→ **TASKS TO PERFORM**:
[1] Answer these questions using the Torque engine text.
(a) What does TGEA cost, according to the text?
(b) How many copies did the writer's first indie game, Venture Africa, sell?
(c) After the codebase was consolidated, which platforms was the engine ported to?
[2] Proceed with the text about the Torque game engine, picking up after its final sentence.

→ **TEXT FOR ANALYSIS**:
========

Over that time, Torque has evolved from a somewhat clunky and underpowered 3D engine to a framework that supports the Xbox 360, Wii, PC, Mac, and iPhone and sports many of the bells and whistles that make Unreal and other high-end engines cost a million dollars. But in stark contrast to those high-end engines, TGEA costs under 300 dollars. And over the past four years the engine has evolved: it's not just for indies anymore.
Originally, the founders of GarageGames had the vision that if they could create a low-cost 3D engine, the world would explode with revolutionary games made by hobbyist game developers. My first indie game, Venture Africa, sold over 100,000 copies, which made it one of the very few to fulfill this vision.
Unfortunately, it turned out that the engine was too feature-rich and obtuse for most hobbyist developers to handle. So GarageGames shifted its focus to building a 2D engine in order to compete in the casual space. Again, the bulk of the engine made it compare unfavorably to other simpler engines out there in the 2D space.
But the rise of casual gaming on the consoles finally created the perfect niche for the GarageGames product line. Rather than focusing on hobbyist developers with their heads in the clouds, GarageGames began to incubate slightly larger studios with visions grounded in reality.
The company consolidated and componentized its codebase, offering the features of all of its products in a single engine. The engine was then ported to the Wii, the Xbox 360, and the iPhone. Torque Game Engine Advanced became an incredibly versatile tool with a competitive feature set for small to mid-size developers while remaining dirt-cheap.

========

→ **EXCERPTED DATA**:

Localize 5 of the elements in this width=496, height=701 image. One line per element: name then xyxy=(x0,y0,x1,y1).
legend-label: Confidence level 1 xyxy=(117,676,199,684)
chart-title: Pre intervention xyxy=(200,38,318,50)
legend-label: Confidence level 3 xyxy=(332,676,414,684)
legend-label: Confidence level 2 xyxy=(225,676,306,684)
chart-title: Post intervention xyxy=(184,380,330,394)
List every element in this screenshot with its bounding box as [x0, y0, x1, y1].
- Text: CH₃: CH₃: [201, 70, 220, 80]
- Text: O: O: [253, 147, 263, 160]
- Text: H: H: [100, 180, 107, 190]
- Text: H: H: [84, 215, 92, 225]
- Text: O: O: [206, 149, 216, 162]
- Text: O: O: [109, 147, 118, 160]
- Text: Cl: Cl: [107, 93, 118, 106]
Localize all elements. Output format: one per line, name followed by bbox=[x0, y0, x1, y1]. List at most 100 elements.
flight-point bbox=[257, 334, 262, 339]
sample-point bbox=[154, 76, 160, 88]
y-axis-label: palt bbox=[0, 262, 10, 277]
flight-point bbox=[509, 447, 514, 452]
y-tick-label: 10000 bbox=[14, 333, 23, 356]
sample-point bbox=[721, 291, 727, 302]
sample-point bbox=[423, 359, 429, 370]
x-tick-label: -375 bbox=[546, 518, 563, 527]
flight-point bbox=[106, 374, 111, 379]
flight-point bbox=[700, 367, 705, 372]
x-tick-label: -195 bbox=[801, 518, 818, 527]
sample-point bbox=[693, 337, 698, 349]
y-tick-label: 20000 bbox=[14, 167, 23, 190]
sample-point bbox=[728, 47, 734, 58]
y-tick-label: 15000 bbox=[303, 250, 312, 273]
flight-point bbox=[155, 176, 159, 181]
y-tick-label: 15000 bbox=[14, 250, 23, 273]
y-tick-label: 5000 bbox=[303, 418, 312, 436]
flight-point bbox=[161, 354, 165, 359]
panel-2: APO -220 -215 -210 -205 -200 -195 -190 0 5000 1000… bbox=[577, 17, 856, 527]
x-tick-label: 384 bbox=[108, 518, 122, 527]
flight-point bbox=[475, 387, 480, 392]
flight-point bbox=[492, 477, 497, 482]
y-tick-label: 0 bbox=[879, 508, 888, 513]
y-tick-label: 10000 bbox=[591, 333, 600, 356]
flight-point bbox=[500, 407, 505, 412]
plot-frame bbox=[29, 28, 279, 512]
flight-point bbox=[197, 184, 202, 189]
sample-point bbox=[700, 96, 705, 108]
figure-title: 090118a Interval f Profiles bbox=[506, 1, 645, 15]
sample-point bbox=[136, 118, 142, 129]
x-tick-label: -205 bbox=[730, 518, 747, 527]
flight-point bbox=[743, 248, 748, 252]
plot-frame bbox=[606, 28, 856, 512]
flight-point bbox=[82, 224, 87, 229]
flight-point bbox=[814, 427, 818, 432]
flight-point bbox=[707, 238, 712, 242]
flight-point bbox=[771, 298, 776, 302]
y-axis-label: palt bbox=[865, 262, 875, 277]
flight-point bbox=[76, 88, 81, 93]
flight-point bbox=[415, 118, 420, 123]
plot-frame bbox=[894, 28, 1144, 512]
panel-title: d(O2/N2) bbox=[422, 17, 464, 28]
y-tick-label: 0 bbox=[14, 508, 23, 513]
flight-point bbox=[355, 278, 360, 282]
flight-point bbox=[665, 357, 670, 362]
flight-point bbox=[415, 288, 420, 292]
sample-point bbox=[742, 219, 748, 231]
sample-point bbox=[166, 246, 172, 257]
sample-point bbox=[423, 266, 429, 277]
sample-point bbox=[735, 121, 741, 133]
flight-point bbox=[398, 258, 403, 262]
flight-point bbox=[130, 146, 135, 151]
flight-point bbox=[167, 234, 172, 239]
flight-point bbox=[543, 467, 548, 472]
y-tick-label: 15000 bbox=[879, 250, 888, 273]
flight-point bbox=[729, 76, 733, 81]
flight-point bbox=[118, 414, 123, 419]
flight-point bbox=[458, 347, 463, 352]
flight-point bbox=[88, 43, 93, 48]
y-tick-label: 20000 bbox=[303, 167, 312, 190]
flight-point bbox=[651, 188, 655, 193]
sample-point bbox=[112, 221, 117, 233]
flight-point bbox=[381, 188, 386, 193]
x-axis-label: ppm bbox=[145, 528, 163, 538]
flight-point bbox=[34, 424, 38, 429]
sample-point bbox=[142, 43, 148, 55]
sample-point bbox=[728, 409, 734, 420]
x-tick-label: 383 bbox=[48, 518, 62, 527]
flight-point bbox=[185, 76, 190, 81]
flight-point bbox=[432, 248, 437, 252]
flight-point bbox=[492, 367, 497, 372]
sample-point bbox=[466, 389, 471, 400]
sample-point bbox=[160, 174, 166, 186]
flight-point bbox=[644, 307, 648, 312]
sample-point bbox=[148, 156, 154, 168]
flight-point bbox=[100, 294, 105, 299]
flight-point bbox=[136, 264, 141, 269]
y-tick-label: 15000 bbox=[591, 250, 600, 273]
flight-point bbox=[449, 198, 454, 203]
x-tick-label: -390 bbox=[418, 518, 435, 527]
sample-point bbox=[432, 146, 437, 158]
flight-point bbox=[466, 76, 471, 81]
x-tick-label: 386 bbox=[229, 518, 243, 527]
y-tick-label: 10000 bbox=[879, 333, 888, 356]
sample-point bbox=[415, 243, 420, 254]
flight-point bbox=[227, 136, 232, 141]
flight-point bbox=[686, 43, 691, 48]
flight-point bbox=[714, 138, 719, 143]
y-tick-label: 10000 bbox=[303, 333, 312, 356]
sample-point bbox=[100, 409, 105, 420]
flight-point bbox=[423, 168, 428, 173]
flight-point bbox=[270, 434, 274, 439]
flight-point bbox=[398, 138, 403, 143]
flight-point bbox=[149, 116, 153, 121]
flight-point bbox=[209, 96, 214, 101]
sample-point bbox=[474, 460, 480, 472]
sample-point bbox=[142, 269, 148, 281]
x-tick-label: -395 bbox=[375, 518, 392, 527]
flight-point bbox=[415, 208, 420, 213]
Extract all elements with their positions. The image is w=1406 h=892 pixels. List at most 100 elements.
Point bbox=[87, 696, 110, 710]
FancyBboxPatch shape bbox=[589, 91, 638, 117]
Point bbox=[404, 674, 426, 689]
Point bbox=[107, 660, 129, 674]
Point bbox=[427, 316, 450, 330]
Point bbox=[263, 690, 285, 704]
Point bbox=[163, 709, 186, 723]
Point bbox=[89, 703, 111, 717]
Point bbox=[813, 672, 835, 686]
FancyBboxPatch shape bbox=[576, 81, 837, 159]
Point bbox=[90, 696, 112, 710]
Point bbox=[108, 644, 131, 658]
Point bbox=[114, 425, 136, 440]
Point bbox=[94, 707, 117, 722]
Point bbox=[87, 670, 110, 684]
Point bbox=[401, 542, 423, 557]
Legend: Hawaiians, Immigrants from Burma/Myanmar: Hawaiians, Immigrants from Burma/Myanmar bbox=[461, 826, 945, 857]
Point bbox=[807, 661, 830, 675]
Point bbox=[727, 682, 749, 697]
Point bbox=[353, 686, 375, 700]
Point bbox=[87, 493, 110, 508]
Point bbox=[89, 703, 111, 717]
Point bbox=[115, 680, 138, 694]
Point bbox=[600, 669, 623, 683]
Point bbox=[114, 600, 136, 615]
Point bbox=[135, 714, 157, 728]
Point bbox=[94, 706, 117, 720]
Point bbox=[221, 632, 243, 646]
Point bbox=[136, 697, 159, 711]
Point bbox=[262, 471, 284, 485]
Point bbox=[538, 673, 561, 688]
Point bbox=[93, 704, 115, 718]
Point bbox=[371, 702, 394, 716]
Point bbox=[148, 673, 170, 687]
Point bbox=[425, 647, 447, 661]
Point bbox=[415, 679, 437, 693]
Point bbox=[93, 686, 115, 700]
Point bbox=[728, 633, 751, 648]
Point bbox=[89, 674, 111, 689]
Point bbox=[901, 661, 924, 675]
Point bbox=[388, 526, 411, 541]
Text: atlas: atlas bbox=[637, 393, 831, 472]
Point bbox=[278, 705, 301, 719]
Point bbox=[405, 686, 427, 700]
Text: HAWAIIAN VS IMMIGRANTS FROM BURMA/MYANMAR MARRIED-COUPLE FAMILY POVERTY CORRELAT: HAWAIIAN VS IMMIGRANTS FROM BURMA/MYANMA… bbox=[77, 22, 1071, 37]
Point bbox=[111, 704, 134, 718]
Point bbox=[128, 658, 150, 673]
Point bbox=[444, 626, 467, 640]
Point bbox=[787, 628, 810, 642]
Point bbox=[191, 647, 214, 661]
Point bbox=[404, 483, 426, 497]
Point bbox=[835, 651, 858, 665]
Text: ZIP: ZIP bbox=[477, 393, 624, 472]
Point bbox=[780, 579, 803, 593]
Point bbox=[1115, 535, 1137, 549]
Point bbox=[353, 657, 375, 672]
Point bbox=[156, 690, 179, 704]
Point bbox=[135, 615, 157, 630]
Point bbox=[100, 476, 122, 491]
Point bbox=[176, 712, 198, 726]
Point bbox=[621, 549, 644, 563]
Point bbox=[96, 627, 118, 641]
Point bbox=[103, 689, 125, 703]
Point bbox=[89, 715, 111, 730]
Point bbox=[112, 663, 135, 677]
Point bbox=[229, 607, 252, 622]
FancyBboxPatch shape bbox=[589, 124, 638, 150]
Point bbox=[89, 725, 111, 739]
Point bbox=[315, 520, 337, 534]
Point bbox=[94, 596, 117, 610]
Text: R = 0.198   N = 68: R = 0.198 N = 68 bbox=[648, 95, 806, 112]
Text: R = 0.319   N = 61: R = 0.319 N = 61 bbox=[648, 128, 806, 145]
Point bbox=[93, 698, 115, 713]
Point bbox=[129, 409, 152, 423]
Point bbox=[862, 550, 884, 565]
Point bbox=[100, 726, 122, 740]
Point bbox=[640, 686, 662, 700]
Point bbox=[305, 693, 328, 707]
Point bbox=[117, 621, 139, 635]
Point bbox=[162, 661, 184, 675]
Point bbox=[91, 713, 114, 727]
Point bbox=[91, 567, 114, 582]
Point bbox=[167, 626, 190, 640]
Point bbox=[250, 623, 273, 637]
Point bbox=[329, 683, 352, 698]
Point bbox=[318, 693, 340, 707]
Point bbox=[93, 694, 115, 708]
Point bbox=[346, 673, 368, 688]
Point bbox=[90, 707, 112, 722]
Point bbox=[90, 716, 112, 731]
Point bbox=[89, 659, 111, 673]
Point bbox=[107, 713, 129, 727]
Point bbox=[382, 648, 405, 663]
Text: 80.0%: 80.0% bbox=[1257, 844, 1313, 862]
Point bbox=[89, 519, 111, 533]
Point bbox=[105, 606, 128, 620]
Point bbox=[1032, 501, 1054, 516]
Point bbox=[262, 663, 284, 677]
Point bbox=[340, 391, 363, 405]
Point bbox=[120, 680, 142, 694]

========

→ **TASK RESPONSES**:
[1]
(a) Under 300 dollars.
(b) Over 100,000 copies.
(c) The Wii, the Xbox 360, and the iPhone.

[2]
GarageGames is now focused on helping developers with a high potential for success, rather than on the myriad dreamers hoping to make their first game into the next WoW. Penny Arcade's Precipice of Darkness series is a good example of what a relatively small team can do with the engine.
These days, TGEA offers complete source code, DirectX and OpenGL support, and Xbox360, Wii, iPhone, PC, and Mac support for only $295 ($1495 for commercial developers). The multiplayer framework is still one of the best in the business, and GarageGames continues to improve the WYSIWYG game and GUI editors.
Now that some successful titles are beginning to prove the potential of the engine, it's impossible not to see Torque Game Engine Advanced as an emerging player in the field of major game engines.
Over the past two years, indie games like Portal, Braid, and World of Goo have made their mark on the mainstream game industry. It's finally come time to recognize a piece of indie technology that has broken through to compete with the major engines. Congratulations GarageGames, Torque has finally realized its massive potential.